◆ To do ◆
Look through the data below. Pick out the lines holding the string "PROGRAD".

++++ Records shown

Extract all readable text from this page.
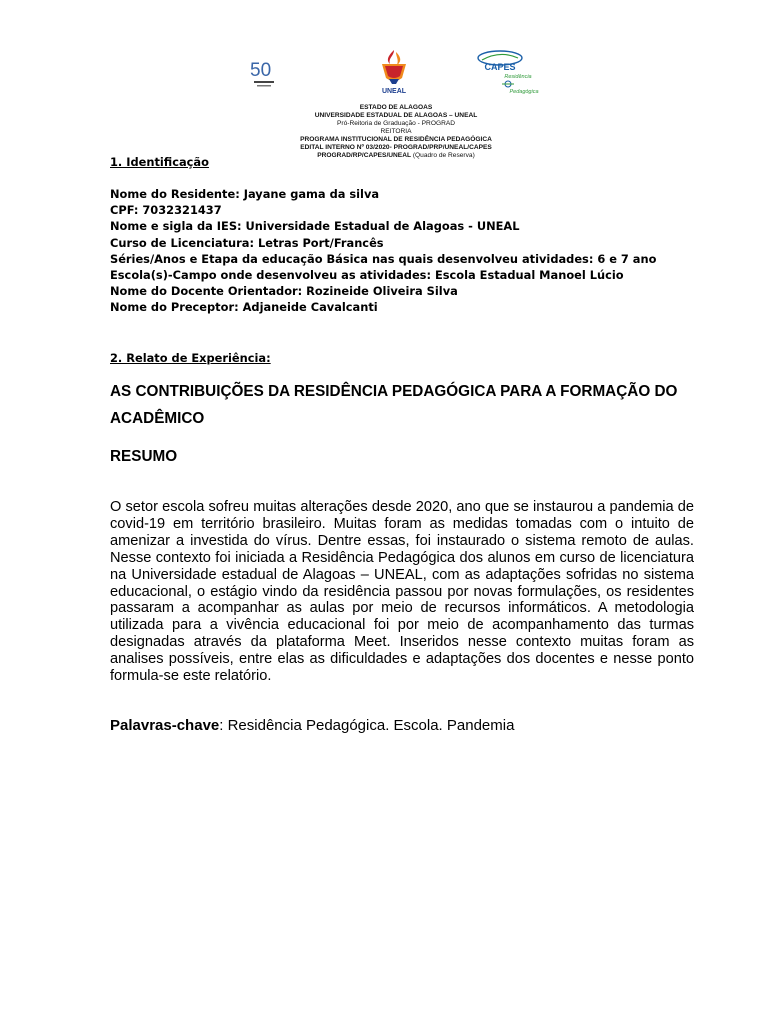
50
UNEAL
CAPES
Residência
Pedagógica
ESTADO DE ALAGOAS
UNIVERSIDADE ESTADUAL DE ALAGOAS – UNEAL
Pró-Reitoria de Graduação - PROGRAD
REITORIA
PROGRAMA INSTITUCIONAL DE RESIDÊNCIA PEDAGÓGICA
EDITAL INTERNO Nº 03/2020- PROGRAD/PRP/UNEAL/CAPES
PROGRAD/RP/CAPES/UNEAL (Quadro de Reserva)
1. Identificação
Nome do Residente: Jayane gama da silva
CPF: 7032321437
Nome e sigla da IES: Universidade Estadual de Alagoas - UNEAL
Curso de Licenciatura: Letras Port/Francês
Séries/Anos e Etapa da educação Básica nas quais desenvolveu atividades: 6 e 7 ano
Escola(s)-Campo onde desenvolveu as atividades: Escola Estadual Manoel Lúcio
Nome do Docente Orientador: Rozineide Oliveira Silva
Nome do Preceptor: Adjaneide Cavalcanti
2. Relato de Experiência:
AS CONTRIBUIÇÕES DA RESIDÊNCIA PEDAGÓGICA PARA A FORMAÇÃO DO ACADÊMICO
RESUMO

O setor escola sofreu muitas alterações desde 2020, ano que se instaurou a pandemia de covid-19 em território brasileiro. Muitas foram as medidas tomadas com o intuito de amenizar a investida do vírus. Dentre essas, foi instaurado o sistema remoto de aulas. Nesse contexto foi iniciada a Residência Pedagógica dos alunos em curso de licenciatura na Universidade estadual de Alagoas – UNEAL, com as adaptações sofridas no sistema educacional, o estágio vindo da residência passou por novas formulações, os residentes passaram a acompanhar as aulas por meio de recursos informáticos. A metodologia utilizada para a vivência educacional foi por meio de acompanhamento das turmas designadas através da plataforma Meet. Inseridos nesse contexto muitas foram as analises possíveis, entre elas as dificuldades e adaptações dos docentes e nesse ponto formula-se este relatório.

Palavras-chave: Residência Pedagógica. Escola. Pandemia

++++++++

◆ Result of the exercise ◆
Pró-Reitoria de Graduação - PROGRAD
EDITAL INTERNO Nº 03/2020- PROGRAD/PRP/UNEAL/CAPES
PROGRAD/RP/CAPES/UNEAL (Quadro de Reserva)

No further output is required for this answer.